## INSTRUCTION
Tally the lines of the listing that contain the word "title", then give the total and nothing else.

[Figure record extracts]
>>
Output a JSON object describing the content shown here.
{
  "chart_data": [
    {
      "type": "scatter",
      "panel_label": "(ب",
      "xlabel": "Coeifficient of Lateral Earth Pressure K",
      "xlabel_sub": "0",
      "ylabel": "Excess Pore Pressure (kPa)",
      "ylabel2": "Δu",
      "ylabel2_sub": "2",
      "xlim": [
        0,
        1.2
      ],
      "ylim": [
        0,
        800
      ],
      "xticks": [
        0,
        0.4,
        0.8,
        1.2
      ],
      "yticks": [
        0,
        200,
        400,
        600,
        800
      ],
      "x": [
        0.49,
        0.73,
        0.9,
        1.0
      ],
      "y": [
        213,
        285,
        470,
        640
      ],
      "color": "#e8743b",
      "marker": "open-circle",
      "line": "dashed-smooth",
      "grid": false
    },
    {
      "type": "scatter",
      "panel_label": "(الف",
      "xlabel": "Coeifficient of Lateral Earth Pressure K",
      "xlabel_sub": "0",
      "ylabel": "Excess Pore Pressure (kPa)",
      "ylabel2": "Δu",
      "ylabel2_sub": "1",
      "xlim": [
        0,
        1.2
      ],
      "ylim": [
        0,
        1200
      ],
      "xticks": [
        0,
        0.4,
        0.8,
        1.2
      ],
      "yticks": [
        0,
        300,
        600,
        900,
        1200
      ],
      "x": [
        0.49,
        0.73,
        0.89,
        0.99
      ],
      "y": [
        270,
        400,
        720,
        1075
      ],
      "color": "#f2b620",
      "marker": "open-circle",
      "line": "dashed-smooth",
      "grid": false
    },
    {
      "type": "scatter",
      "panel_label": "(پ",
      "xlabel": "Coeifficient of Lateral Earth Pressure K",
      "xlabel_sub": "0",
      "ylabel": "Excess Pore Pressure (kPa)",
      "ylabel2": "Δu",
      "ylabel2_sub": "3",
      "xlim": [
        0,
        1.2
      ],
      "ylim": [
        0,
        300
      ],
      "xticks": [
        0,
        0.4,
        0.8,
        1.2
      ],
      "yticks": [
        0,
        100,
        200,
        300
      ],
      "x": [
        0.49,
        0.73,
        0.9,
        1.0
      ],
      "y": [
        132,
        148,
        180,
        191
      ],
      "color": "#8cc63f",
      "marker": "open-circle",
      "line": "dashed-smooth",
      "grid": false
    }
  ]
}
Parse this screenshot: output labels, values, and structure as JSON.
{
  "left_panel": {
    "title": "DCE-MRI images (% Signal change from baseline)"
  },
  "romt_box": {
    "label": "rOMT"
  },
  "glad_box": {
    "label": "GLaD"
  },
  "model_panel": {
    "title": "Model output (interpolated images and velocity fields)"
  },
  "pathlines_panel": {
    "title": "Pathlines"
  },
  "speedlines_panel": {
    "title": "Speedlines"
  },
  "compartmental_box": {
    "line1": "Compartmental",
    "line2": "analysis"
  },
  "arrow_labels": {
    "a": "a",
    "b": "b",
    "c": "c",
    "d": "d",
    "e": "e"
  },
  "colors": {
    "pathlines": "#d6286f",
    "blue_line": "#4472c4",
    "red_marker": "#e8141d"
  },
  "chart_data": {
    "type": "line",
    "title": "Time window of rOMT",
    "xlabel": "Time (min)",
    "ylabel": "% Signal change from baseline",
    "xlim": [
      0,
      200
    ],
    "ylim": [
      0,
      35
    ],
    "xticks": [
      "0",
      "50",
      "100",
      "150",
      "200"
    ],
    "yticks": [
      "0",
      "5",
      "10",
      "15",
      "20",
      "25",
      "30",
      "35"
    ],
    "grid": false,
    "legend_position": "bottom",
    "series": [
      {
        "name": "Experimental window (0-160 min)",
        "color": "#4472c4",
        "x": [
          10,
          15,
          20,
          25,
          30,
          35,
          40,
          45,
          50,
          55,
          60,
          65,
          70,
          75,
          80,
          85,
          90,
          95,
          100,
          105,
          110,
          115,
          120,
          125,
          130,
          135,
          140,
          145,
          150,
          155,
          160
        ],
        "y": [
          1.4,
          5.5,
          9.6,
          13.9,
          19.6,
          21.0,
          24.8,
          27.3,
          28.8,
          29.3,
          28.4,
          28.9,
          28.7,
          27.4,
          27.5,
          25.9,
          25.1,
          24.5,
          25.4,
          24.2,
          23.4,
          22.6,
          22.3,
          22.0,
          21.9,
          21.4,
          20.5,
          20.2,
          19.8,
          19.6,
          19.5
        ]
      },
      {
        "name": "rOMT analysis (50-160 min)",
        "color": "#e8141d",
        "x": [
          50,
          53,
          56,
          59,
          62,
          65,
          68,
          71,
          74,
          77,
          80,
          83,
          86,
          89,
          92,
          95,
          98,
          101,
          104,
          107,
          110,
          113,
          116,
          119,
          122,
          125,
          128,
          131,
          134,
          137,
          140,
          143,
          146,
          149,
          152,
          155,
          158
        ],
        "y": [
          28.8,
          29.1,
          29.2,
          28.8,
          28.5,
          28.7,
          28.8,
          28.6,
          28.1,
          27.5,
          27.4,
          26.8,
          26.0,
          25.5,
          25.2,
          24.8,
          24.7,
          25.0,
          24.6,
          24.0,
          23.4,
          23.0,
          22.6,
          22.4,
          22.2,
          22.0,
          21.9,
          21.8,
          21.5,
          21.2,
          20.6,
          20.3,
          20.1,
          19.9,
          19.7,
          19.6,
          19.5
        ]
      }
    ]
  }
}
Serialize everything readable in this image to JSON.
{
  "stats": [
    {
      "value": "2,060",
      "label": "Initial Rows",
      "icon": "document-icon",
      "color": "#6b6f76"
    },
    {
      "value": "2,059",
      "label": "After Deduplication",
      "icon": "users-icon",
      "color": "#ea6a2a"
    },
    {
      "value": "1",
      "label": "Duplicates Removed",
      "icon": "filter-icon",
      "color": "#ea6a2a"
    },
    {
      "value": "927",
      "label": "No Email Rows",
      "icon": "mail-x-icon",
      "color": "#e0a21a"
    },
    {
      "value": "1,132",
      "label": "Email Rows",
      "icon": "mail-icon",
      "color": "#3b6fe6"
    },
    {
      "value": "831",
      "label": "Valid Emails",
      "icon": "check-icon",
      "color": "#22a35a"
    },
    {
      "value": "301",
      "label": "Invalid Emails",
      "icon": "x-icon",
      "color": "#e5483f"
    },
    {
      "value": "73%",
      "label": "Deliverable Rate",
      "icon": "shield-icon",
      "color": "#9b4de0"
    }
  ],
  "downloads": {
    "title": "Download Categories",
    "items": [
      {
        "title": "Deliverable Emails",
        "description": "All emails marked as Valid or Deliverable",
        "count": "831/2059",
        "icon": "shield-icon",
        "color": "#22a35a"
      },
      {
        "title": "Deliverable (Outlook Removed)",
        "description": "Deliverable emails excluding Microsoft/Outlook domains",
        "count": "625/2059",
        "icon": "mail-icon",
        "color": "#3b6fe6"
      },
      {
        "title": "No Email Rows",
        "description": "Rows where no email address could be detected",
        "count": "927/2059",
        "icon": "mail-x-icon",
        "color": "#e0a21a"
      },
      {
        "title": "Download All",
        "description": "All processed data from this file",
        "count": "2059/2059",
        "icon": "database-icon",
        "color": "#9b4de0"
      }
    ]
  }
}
<<
## RESPONSE TO THE EXERCISE
10